▶ What the exercise asks
Sort through the entries below and pull out lines containing the word "plain".

# start of Information supplied

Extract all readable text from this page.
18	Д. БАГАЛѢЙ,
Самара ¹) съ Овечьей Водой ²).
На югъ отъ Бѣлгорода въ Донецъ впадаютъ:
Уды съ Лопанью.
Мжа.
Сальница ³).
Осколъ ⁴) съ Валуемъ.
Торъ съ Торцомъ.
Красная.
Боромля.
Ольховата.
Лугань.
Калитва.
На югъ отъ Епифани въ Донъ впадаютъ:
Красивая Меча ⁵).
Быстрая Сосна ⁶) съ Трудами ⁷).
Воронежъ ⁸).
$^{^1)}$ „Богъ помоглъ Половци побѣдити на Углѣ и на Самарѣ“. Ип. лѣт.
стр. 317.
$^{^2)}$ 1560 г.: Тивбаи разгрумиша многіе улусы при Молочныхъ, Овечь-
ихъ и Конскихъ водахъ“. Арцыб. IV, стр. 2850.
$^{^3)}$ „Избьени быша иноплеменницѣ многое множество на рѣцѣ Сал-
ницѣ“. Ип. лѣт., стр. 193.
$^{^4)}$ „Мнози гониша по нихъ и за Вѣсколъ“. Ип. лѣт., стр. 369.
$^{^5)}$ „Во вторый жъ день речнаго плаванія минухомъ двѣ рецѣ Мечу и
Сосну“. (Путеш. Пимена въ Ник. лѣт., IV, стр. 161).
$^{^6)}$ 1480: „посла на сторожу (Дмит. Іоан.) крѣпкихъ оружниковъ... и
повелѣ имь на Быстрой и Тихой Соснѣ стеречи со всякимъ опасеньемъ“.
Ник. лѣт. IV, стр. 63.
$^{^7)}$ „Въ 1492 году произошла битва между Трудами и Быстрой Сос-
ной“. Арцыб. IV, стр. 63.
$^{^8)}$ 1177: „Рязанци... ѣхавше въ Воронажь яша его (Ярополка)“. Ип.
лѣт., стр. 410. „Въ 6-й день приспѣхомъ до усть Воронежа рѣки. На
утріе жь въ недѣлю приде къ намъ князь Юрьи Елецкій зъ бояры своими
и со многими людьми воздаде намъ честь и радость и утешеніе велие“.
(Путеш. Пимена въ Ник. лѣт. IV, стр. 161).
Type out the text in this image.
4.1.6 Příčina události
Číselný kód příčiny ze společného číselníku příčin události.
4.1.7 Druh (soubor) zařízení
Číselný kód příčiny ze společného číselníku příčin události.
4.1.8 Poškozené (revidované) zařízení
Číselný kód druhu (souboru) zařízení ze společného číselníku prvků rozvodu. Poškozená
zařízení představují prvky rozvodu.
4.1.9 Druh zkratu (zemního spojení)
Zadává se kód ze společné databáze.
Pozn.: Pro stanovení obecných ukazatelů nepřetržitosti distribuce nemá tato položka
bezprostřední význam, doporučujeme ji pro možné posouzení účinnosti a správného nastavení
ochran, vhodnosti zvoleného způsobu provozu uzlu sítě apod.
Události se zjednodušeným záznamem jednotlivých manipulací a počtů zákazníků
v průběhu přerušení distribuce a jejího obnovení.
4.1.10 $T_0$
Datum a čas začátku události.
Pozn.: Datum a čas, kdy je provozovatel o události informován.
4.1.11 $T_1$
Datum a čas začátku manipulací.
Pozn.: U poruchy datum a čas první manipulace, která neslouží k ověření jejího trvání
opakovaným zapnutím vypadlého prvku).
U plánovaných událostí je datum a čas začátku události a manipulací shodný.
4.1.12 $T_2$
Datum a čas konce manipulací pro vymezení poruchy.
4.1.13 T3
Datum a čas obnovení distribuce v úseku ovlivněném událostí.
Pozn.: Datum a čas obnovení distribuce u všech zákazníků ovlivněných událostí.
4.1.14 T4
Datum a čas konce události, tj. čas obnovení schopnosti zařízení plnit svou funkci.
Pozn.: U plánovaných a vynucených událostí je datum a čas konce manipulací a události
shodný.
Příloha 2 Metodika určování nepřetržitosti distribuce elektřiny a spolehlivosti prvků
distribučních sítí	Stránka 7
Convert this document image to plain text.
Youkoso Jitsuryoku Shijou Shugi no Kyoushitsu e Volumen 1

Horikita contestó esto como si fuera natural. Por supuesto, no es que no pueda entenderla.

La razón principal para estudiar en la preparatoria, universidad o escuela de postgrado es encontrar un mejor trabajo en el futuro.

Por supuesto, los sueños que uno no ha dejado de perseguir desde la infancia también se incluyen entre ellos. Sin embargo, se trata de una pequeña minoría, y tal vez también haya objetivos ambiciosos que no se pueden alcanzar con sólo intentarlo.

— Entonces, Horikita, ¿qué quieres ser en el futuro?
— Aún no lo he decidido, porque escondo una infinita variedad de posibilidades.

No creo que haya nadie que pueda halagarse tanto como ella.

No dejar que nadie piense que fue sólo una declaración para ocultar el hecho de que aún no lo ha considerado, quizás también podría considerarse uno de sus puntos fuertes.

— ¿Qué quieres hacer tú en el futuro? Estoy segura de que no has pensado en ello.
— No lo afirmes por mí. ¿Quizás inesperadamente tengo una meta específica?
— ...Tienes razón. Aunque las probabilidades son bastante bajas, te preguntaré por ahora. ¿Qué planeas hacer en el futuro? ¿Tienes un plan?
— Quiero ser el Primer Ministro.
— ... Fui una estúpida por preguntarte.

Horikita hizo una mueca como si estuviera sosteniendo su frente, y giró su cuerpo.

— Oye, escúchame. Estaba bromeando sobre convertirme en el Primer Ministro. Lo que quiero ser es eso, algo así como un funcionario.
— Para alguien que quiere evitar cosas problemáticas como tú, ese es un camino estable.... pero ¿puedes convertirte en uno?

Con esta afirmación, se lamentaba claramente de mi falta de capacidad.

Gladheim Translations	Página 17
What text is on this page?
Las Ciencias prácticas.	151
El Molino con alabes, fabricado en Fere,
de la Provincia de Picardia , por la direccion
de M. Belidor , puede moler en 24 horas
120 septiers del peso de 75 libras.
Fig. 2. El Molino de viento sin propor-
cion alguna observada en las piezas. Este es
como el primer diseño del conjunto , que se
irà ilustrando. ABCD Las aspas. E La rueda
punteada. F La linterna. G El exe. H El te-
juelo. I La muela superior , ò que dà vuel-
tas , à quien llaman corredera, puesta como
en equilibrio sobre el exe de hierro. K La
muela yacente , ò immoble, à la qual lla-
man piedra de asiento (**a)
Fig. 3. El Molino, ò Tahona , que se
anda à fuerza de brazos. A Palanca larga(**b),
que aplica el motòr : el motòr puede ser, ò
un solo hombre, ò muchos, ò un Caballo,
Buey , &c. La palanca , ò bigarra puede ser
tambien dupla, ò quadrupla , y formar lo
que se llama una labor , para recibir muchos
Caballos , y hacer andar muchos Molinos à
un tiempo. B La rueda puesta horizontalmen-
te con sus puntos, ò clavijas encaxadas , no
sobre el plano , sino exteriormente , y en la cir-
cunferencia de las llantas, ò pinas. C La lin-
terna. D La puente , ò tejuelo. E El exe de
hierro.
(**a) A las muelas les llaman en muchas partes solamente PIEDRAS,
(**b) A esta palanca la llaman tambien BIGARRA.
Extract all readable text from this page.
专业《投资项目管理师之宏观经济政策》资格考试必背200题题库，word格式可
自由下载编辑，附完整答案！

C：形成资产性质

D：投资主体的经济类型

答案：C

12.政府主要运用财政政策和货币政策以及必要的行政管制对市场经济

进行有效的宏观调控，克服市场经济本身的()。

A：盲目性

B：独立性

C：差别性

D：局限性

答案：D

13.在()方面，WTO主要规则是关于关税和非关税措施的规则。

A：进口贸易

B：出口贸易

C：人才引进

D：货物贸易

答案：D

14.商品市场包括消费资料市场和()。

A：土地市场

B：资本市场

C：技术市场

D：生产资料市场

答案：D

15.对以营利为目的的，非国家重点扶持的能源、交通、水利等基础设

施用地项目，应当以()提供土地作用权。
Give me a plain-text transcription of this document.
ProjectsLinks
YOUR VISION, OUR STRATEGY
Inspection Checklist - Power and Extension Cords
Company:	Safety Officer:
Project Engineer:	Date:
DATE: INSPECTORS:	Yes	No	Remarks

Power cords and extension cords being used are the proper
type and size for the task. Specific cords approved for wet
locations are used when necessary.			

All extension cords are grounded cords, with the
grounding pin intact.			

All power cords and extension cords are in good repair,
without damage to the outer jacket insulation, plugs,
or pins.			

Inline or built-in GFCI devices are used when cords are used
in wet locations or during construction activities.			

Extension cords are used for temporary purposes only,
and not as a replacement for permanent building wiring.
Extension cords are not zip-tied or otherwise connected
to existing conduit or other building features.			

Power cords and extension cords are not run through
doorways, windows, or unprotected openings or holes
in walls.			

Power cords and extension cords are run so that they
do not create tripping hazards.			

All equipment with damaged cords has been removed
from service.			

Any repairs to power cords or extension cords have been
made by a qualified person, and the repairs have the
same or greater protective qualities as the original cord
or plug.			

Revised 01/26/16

# end of Information supplied

▶ The solution
Convert this document image to plain text.
Give me a plain-text transcription of this document.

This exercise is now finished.